反省文 弘前 (つづき ずーっと前からの)
拝啓
お疲れ様でした。
10月22日(土)
『Yoshitomo Nara + graf A to Z』展が、
来場者数7万人をこす大成功のうちに無事閉幕しました。
振り返ってみれば、会期中
奈良さんを何度もつかまえては「FEVERだ、自己批判せよ!」とからんでいた
カウンターの酔っ払いのような私こそが「FEVER」だったようです。
あの夏の、シリーズ日記をあのまま終わらせるにはしのびなく、
熱病から醒めた目で、自分の気持ちをもういちど見直してみました。
以下、「奈良美智 AtoZ をめぐるひとり相撲」シリーズ、
その【まとめ】篇です。
●まず、「完璧な展示」に対する、私の考察(?)は、あまりに意味のないイチャモンだったようです。

◆ 提供資料:

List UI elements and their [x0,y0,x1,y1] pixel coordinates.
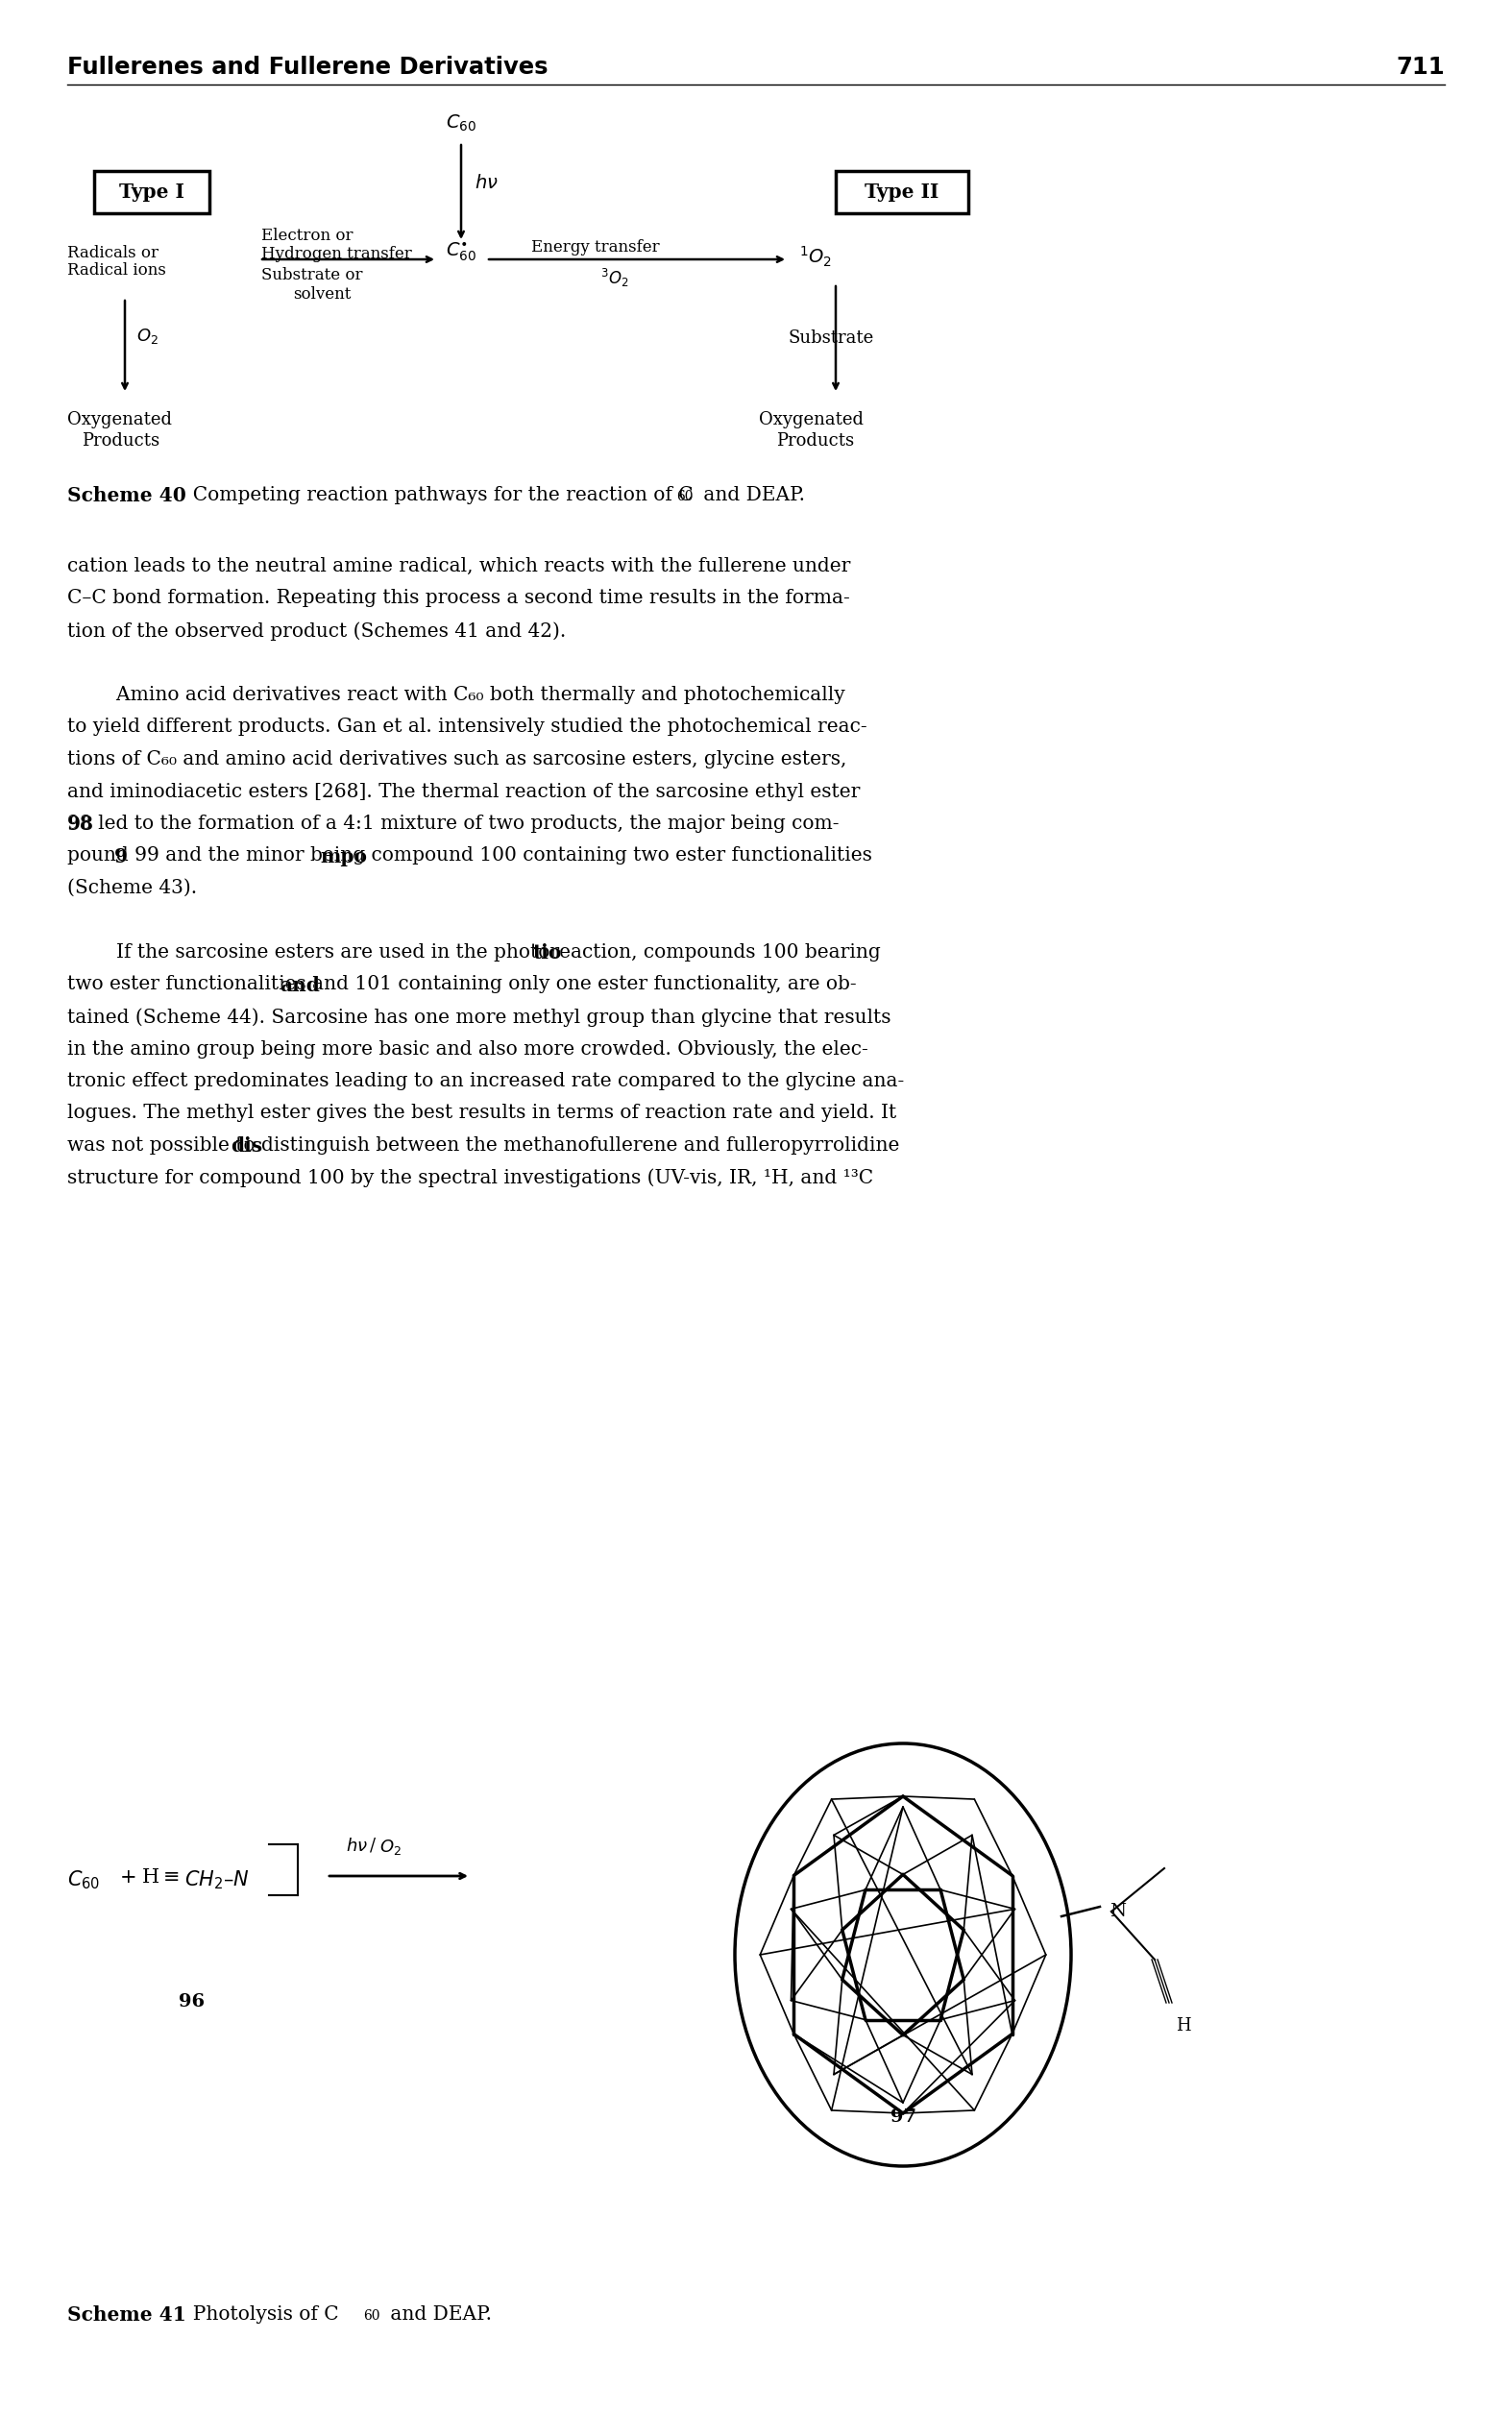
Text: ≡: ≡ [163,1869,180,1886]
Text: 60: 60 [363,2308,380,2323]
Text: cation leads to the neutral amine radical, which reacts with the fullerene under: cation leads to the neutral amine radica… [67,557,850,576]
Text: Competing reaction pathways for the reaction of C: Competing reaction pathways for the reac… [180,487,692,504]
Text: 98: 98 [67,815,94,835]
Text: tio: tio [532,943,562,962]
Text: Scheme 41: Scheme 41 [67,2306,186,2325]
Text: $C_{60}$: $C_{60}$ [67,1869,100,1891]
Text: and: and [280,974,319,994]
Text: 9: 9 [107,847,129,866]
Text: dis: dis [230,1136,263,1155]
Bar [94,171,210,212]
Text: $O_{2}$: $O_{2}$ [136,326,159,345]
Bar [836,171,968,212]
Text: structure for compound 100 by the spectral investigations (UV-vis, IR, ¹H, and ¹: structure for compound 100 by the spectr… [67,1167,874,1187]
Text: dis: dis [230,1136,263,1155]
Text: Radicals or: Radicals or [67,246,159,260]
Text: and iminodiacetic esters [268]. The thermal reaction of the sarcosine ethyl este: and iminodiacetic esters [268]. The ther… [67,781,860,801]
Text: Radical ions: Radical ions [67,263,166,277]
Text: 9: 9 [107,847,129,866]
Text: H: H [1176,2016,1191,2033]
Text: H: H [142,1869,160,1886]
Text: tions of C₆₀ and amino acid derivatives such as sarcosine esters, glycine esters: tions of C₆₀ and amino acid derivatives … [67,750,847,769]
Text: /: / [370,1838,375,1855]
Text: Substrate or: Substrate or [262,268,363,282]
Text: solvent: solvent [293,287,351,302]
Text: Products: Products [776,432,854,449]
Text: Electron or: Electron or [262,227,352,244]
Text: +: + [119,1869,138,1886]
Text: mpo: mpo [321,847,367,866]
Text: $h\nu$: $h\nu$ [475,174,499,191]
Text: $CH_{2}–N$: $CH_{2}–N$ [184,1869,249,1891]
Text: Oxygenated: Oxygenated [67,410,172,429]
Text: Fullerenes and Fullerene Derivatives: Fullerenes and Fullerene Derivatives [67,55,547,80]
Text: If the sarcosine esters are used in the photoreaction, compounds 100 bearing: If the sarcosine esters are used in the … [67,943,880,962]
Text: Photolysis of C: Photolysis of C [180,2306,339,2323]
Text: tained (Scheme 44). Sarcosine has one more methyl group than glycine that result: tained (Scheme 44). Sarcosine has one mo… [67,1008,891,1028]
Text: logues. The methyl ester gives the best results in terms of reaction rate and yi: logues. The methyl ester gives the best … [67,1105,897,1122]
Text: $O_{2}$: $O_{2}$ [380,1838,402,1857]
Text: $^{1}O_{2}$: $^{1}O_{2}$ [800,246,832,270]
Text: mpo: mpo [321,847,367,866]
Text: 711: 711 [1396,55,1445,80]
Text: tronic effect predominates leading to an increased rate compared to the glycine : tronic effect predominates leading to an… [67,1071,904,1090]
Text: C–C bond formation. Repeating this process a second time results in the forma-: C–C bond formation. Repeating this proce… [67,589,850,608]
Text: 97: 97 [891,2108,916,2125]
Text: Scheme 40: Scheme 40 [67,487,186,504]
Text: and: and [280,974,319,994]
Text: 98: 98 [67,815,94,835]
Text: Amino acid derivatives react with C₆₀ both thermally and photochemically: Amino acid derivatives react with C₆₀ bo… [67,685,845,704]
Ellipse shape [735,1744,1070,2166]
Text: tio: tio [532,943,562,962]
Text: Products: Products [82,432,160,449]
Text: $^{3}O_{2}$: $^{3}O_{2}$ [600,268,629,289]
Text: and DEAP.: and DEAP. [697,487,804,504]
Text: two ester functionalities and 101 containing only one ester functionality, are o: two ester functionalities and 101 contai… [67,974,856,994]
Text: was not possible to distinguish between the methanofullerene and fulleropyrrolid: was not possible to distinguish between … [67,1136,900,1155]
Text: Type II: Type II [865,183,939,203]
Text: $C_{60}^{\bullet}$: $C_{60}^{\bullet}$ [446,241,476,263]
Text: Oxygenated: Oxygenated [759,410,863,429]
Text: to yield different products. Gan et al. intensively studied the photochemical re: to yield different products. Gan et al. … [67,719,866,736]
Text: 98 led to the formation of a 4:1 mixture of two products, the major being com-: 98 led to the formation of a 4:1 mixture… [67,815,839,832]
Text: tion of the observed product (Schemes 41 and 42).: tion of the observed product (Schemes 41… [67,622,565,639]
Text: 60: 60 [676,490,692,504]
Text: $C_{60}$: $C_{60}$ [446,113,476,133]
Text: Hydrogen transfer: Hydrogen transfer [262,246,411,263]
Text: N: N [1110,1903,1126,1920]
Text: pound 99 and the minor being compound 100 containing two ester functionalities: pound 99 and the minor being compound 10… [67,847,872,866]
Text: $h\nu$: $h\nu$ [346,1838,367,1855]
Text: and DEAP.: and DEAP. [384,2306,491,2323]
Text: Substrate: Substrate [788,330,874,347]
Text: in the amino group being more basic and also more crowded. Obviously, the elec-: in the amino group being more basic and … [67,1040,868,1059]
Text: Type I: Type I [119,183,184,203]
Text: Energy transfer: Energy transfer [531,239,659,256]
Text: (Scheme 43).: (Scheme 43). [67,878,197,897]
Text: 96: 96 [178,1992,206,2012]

==

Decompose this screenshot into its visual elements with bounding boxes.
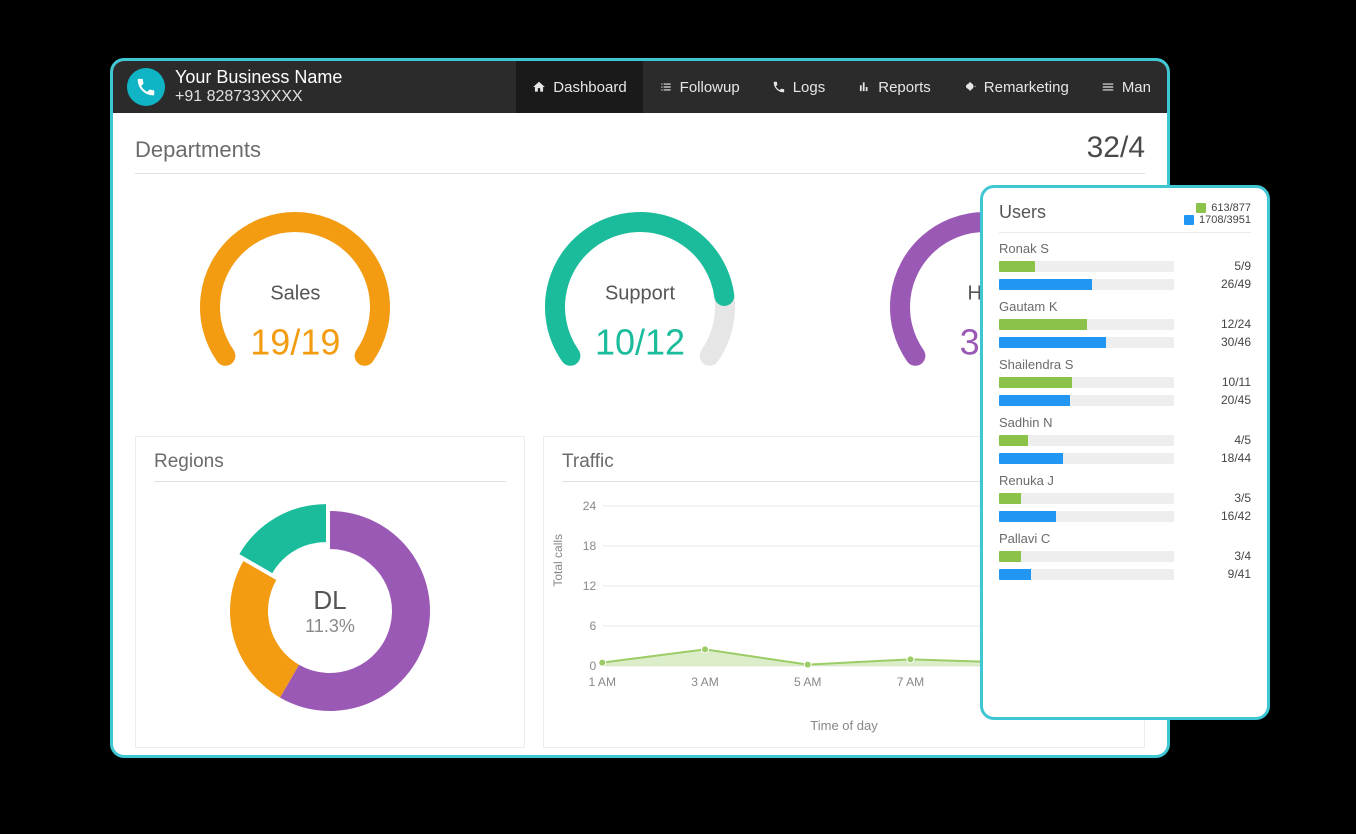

◆ 練習問題:
[1] 奈良美智展についての反省文から、「振り返ってみれば、会期中」から「いイチャモンだったようです。」までを、両端の語句も含めて一字一句そのまま書き写せ。
[2] 奈良美智展についての反省文を、最後に示された文の後から書き継げ。

◆ 解答:
[1]
振り返ってみれば、会期中
奈良さんを何度もつかまえては「FEVERだ、自己批判せよ!」とからんでいた
カウンターの酔っ払いのような私こそが「FEVER」だったようです。
あの夏の、シリーズ日記をあのまま終わらせるにはしのびなく、
熱病から醒めた目で、自分の気持ちをもういちど見直してみました。
以下、「奈良美智 AtoZ をめぐるひとり相撲」シリーズ、
その【まとめ】篇です。
●まず、「完璧な展示」に対する、私の考察(?)は、あまりに意味のないイチャモンだったようです。

[2]
作品を生んだ作家たるもの、それが「最高の展示」で見られることにこだわるのは全く当たり前のことだし、その延長で、「見せ方も含めて作品」と作家が考え至ることも、何もおかしくないことだと思います。
それが、作家の手を離れた後も、(私のような適当な展示ではなく、)できればよりベターな(否、ベストな)展示で、作品を鑑賞して欲しいと願うのは、作家としては当然の気持ちでしょう。
●展示の話つながりで言えば、「小屋」のルーツについても当てずっぽうで、話をしました。
あのあと、やはり当てずっぽうですが、次のように思いました。
「吉井酒造そのものが、小屋のルーツのひとつなのかも。」
『S.M.L.』展は、大阪のgrafの中につくられた吉井酒造だったのかもしれない。なんて。
●さて、そもそもの話に戻りましょう。
私の「胸さわぎ」の原因から、もういちど冷静に振り返ってみます。
『I DON’T MIND,IF YOU FORGET ME』展では、感動し、
『Yoshitomo Nara + graf AtoZ』展では、いまいち気がのらなかった。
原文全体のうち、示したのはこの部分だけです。